>> Start

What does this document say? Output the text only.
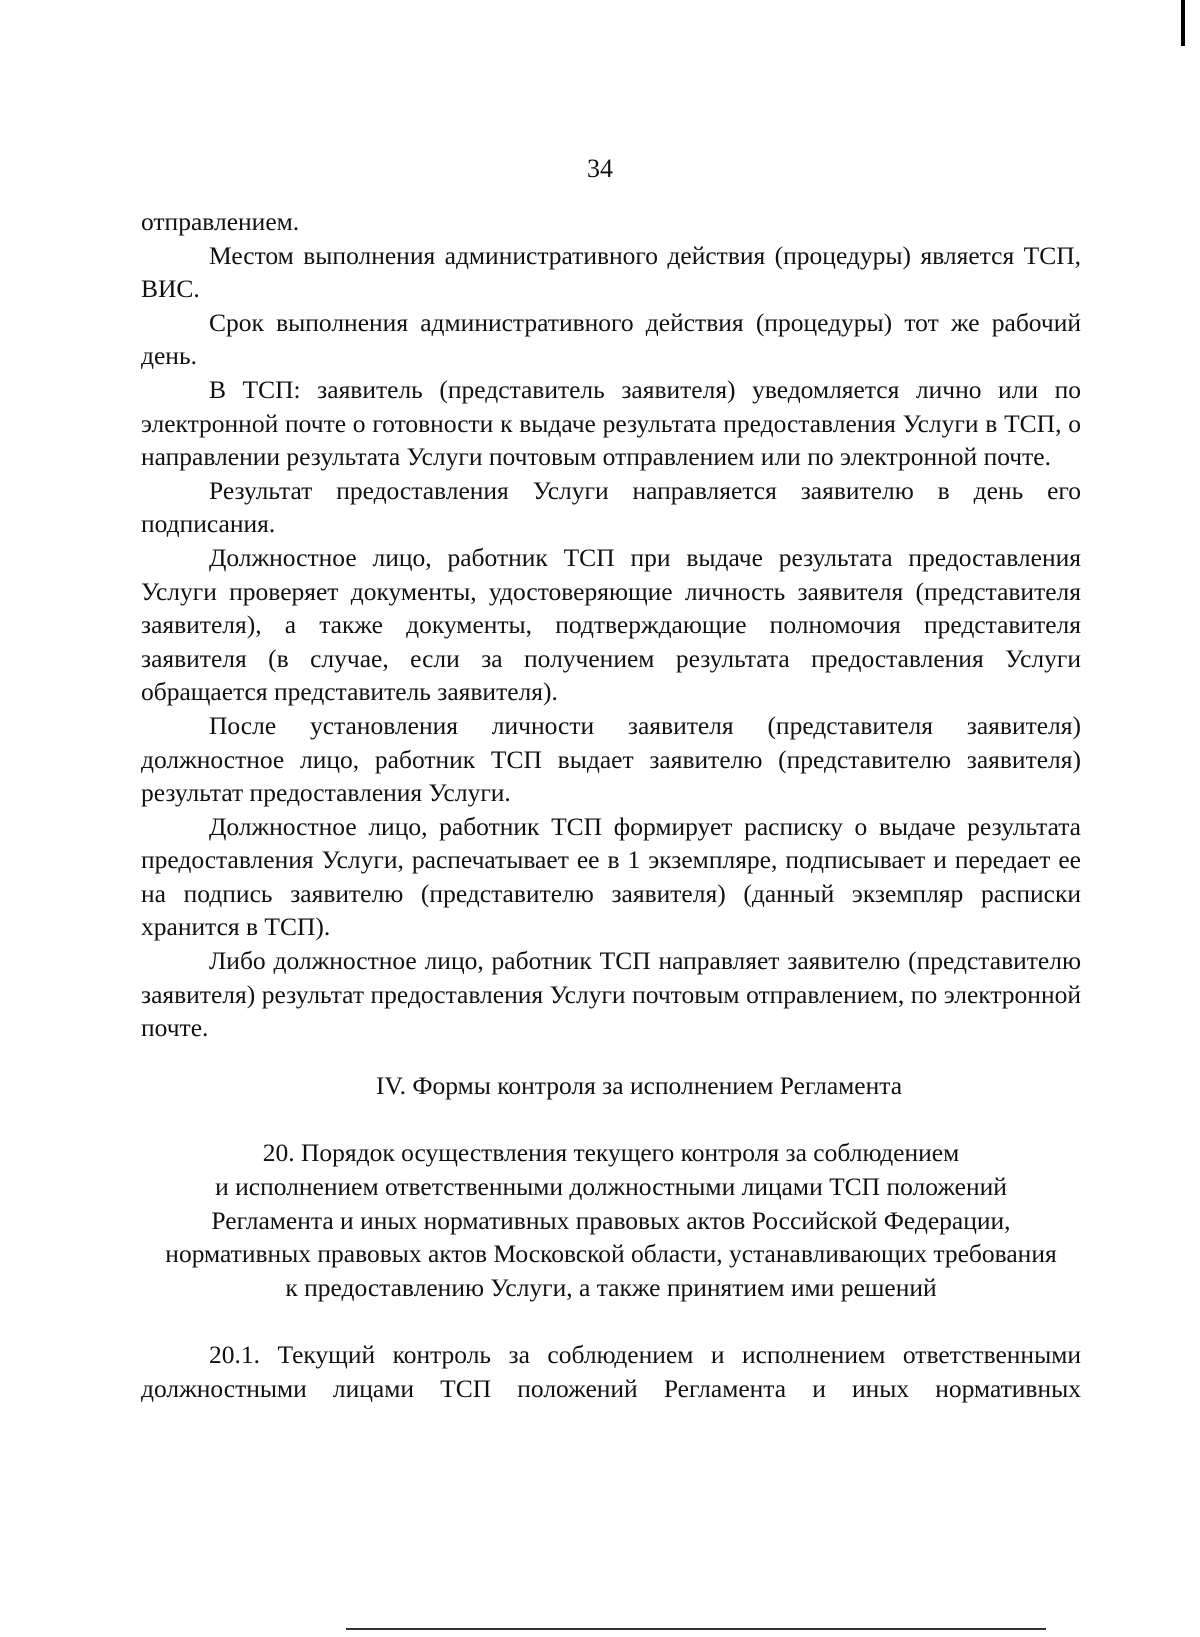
34

отправлением.

Местом выполнения административного действия (процедуры) является ТСП, ВИС.

Срок выполнения административного действия (процедуры) тот же рабочий день.

В ТСП: заявитель (представитель заявителя) уведомляется лично или по электронной почте о готовности к выдаче результата предоставления Услуги в ТСП, о направлении результата Услуги почтовым отправлением или по электронной почте.

Результат предоставления Услуги направляется заявителю в день его подписания.

Должностное лицо, работник ТСП при выдаче результата предоставления Услуги проверяет документы, удостоверяющие личность заявителя (представителя заявителя), а также документы, подтверждающие полномочия представителя заявителя (в случае, если за получением результата предоставления Услуги обращается представитель заявителя).

После установления личности заявителя (представителя заявителя) должностное лицо, работник ТСП выдает заявителю (представителю заявителя) результат предоставления Услуги.

Должностное лицо, работник ТСП формирует расписку о выдаче результата предоставления Услуги, распечатывает ее в 1 экземпляре, подписывает и передает ее на подпись заявителю (представителю заявителя) (данный экземпляр расписки хранится в ТСП).

Либо должностное лицо, работник ТСП направляет заявителю (представителю заявителя) результат предоставления Услуги почтовым отправлением, по электронной почте.

IV. Формы контроля за исполнением Регламента

20. Порядок осуществления текущего контроля за соблюдением
и исполнением ответственными должностными лицами ТСП положений
Регламента и иных нормативных правовых актов Российской Федерации,
нормативных правовых актов Московской области, устанавливающих требования
к предоставлению Услуги, а также принятием ими решений

20.1. Текущий контроль за соблюдением и исполнением ответственными должностными лицами ТСП положений Регламента и иных нормативных
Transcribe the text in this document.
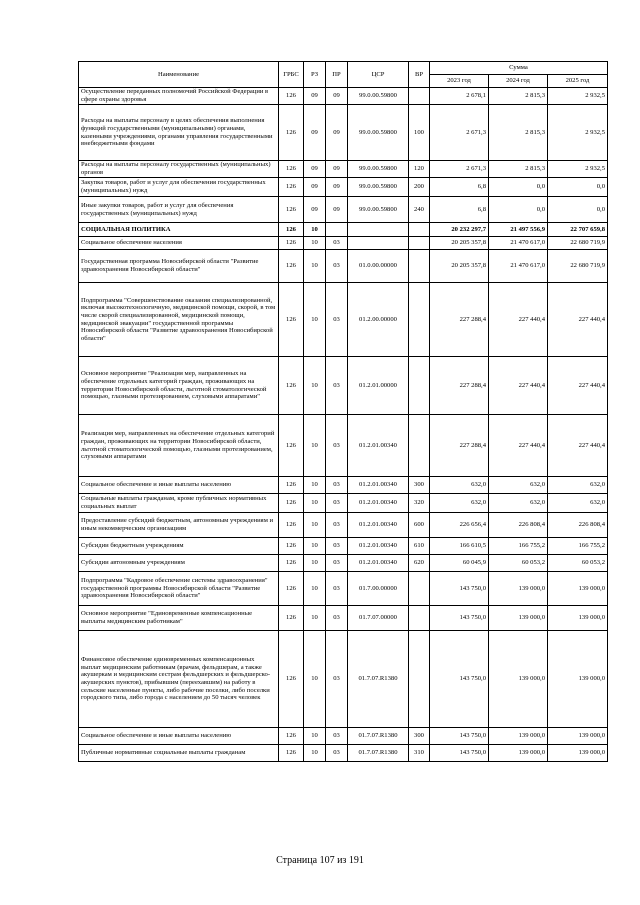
Наименование	ГРБС	РЗ	ПР	ЦСР	ВР	Сумма		
						2023 год	2024 год	2025 год
Осуществление переданных полномочий Российской Федерации в сфере охраны здоровья	126	09	09	99.0.00.59800		2 678,1	2 815,3	2 932,5
Расходы на выплаты персоналу в целях обеспечения выполнения функций государственными (муниципальными) органами, казенными учреждениями, органами управления государственными внебюджетными фондами	126	09	09	99.0.00.59800	100	2 671,3	2 815,3	2 932,5
Расходы на выплаты персоналу государственных (муниципальных) органов	126	09	09	99.0.00.59800	120	2 671,3	2 815,3	2 932,5
Закупка товаров, работ и услуг для обеспечения государственных (муниципальных) нужд	126	09	09	99.0.00.59800	200	6,8	0,0	0,0
Иные закупки товаров, работ и услуг для обеспечения государственных (муниципальных) нужд	126	09	09	99.0.00.59800	240	6,8	0,0	0,0
СОЦИАЛЬНАЯ ПОЛИТИКА	126	10				20 232 297,7	21 497 556,9	22 707 659,8
Социальное обеспечение населения	126	10	03			20 205 357,8	21 470 617,0	22 680 719,9
Государственная программа Новосибирской области "Развитие здравоохранения Новосибирской области"	126	10	03	01.0.00.00000		20 205 357,8	21 470 617,0	22 680 719,9
Подпрограмма "Совершенствование оказания специализированной, включая высокотехнологичную, медицинской помощи, скорой, в том числе скорой специализированной, медицинской помощи, медицинской эвакуации" государственной программы Новосибирской области "Развитие здравоохранения Новосибирской области"	126	10	03	01.2.00.00000		227 288,4	227 440,4	227 440,4
Основное мероприятие "Реализация мер, направленных на обеспечение отдельных категорий граждан, проживающих на территории Новосибирской области, льготной стоматологической помощью, глазными протезированием, слуховыми аппаратами"	126	10	03	01.2.01.00000		227 288,4	227 440,4	227 440,4
Реализация мер, направленных на обеспечение отдельных категорий граждан, проживающих на территории Новосибирской области, льготной стоматологической помощью, глазными протезированием, слуховыми аппаратами	126	10	03	01.2.01.00340		227 288,4	227 440,4	227 440,4
Социальное обеспечение и иные выплаты населению	126	10	03	01.2.01.00340	300	632,0	632,0	632,0
Социальные выплаты гражданам, кроме публичных нормативных социальных выплат	126	10	03	01.2.01.00340	320	632,0	632,0	632,0
Предоставление субсидий бюджетным, автономным учреждениям и иным некоммерческим организациям	126	10	03	01.2.01.00340	600	226 656,4	226 808,4	226 808,4
Субсидии бюджетным учреждениям	126	10	03	01.2.01.00340	610	166 610,5	166 755,2	166 755,2
Субсидии автономным учреждениям	126	10	03	01.2.01.00340	620	60 045,9	60 053,2	60 053,2
Подпрограмма "Кадровое обеспечение системы здравоохранения" государственной программы Новосибирской области "Развитие здравоохранения Новосибирской области"	126	10	03	01.7.00.00000		143 750,0	139 000,0	139 000,0
Основное мероприятие "Единовременные компенсационные выплаты медицинским работникам"	126	10	03	01.7.07.00000		143 750,0	139 000,0	139 000,0
Финансовое обеспечение единовременных компенсационных выплат медицинским работникам (врачам, фельдшерам, а также акушеркам и медицинским сестрам фельдшерских и фельдшерско-акушерских пунктов), прибывшим (переехавшим) на работу в сельские населенные пункты, либо рабочие поселки, либо поселки городского типа, либо города с населением до 50 тысяч человек	126	10	03	01.7.07.R1380		143 750,0	139 000,0	139 000,0
Социальное обеспечение и иные выплаты населению	126	10	03	01.7.07.R1380	300	143 750,0	139 000,0	139 000,0
Публичные нормативные социальные выплаты гражданам	126	10	03	01.7.07.R1380	310	143 750,0	139 000,0	139 000,0
Страница 107 из 191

>> End

Required work >> Copy every entry exactly as written. Pictures are excluded.

In response >>
What does this document say? Output the text only.
34

отправлением.

Местом выполнения административного действия (процедуры) является ТСП, ВИС.

Срок выполнения административного действия (процедуры) тот же рабочий день.

В ТСП: заявитель (представитель заявителя) уведомляется лично или по электронной почте о готовности к выдаче результата предоставления Услуги в ТСП, о направлении результата Услуги почтовым отправлением или по электронной почте.

Результат предоставления Услуги направляется заявителю в день его подписания.

Должностное лицо, работник ТСП при выдаче результата предоставления Услуги проверяет документы, удостоверяющие личность заявителя (представителя заявителя), а также документы, подтверждающие полномочия представителя заявителя (в случае, если за получением результата предоставления Услуги обращается представитель заявителя).

После установления личности заявителя (представителя заявителя) должностное лицо, работник ТСП выдает заявителю (представителю заявителя) результат предоставления Услуги.

Должностное лицо, работник ТСП формирует расписку о выдаче результата предоставления Услуги, распечатывает ее в 1 экземпляре, подписывает и передает ее на подпись заявителю (представителю заявителя) (данный экземпляр расписки хранится в ТСП).

Либо должностное лицо, работник ТСП направляет заявителю (представителю заявителя) результат предоставления Услуги почтовым отправлением, по электронной почте.

IV. Формы контроля за исполнением Регламента

20. Порядок осуществления текущего контроля за соблюдением
и исполнением ответственными должностными лицами ТСП положений
Регламента и иных нормативных правовых актов Российской Федерации,
нормативных правовых актов Московской области, устанавливающих требования
к предоставлению Услуги, а также принятием ими решений

20.1. Текущий контроль за соблюдением и исполнением ответственными должностными лицами ТСП положений Регламента и иных нормативных
Transcribe the text in this document.
Наименование	ГРБС	РЗ	ПР	ЦСР	ВР	Сумма		
						2023 год	2024 год	2025 год
Осуществление переданных полномочий Российской Федерации в сфере охраны здоровья	126	09	09	99.0.00.59800		2 678,1	2 815,3	2 932,5
Расходы на выплаты персоналу в целях обеспечения выполнения функций государственными (муниципальными) органами, казенными учреждениями, органами управления государственными внебюджетными фондами	126	09	09	99.0.00.59800	100	2 671,3	2 815,3	2 932,5
Расходы на выплаты персоналу государственных (муниципальных) органов	126	09	09	99.0.00.59800	120	2 671,3	2 815,3	2 932,5
Закупка товаров, работ и услуг для обеспечения государственных (муниципальных) нужд	126	09	09	99.0.00.59800	200	6,8	0,0	0,0
Иные закупки товаров, работ и услуг для обеспечения государственных (муниципальных) нужд	126	09	09	99.0.00.59800	240	6,8	0,0	0,0
СОЦИАЛЬНАЯ ПОЛИТИКА	126	10				20 232 297,7	21 497 556,9	22 707 659,8
Социальное обеспечение населения	126	10	03			20 205 357,8	21 470 617,0	22 680 719,9
Государственная программа Новосибирской области "Развитие здравоохранения Новосибирской области"	126	10	03	01.0.00.00000		20 205 357,8	21 470 617,0	22 680 719,9
Подпрограмма "Совершенствование оказания специализированной, включая высокотехнологичную, медицинской помощи, скорой, в том числе скорой специализированной, медицинской помощи, медицинской эвакуации" государственной программы Новосибирской области "Развитие здравоохранения Новосибирской области"	126	10	03	01.2.00.00000		227 288,4	227 440,4	227 440,4
Основное мероприятие "Реализация мер, направленных на обеспечение отдельных категорий граждан, проживающих на территории Новосибирской области, льготной стоматологической помощью, глазными протезированием, слуховыми аппаратами"	126	10	03	01.2.01.00000		227 288,4	227 440,4	227 440,4
Реализация мер, направленных на обеспечение отдельных категорий граждан, проживающих на территории Новосибирской области, льготной стоматологической помощью, глазными протезированием, слуховыми аппаратами	126	10	03	01.2.01.00340		227 288,4	227 440,4	227 440,4
Социальное обеспечение и иные выплаты населению	126	10	03	01.2.01.00340	300	632,0	632,0	632,0
Социальные выплаты гражданам, кроме публичных нормативных социальных выплат	126	10	03	01.2.01.00340	320	632,0	632,0	632,0
Предоставление субсидий бюджетным, автономным учреждениям и иным некоммерческим организациям	126	10	03	01.2.01.00340	600	226 656,4	226 808,4	226 808,4
Субсидии бюджетным учреждениям	126	10	03	01.2.01.00340	610	166 610,5	166 755,2	166 755,2
Субсидии автономным учреждениям	126	10	03	01.2.01.00340	620	60 045,9	60 053,2	60 053,2
Подпрограмма "Кадровое обеспечение системы здравоохранения" государственной программы Новосибирской области "Развитие здравоохранения Новосибирской области"	126	10	03	01.7.00.00000		143 750,0	139 000,0	139 000,0
Основное мероприятие "Единовременные компенсационные выплаты медицинским работникам"	126	10	03	01.7.07.00000		143 750,0	139 000,0	139 000,0
Финансовое обеспечение единовременных компенсационных выплат медицинским работникам (врачам, фельдшерам, а также акушеркам и медицинским сестрам фельдшерских и фельдшерско-акушерских пунктов), прибывшим (переехавшим) на работу в сельские населенные пункты, либо рабочие поселки, либо поселки городского типа, либо города с населением до 50 тысяч человек	126	10	03	01.7.07.R1380		143 750,0	139 000,0	139 000,0
Социальное обеспечение и иные выплаты населению	126	10	03	01.7.07.R1380	300	143 750,0	139 000,0	139 000,0
Публичные нормативные социальные выплаты гражданам	126	10	03	01.7.07.R1380	310	143 750,0	139 000,0	139 000,0
Страница 107 из 191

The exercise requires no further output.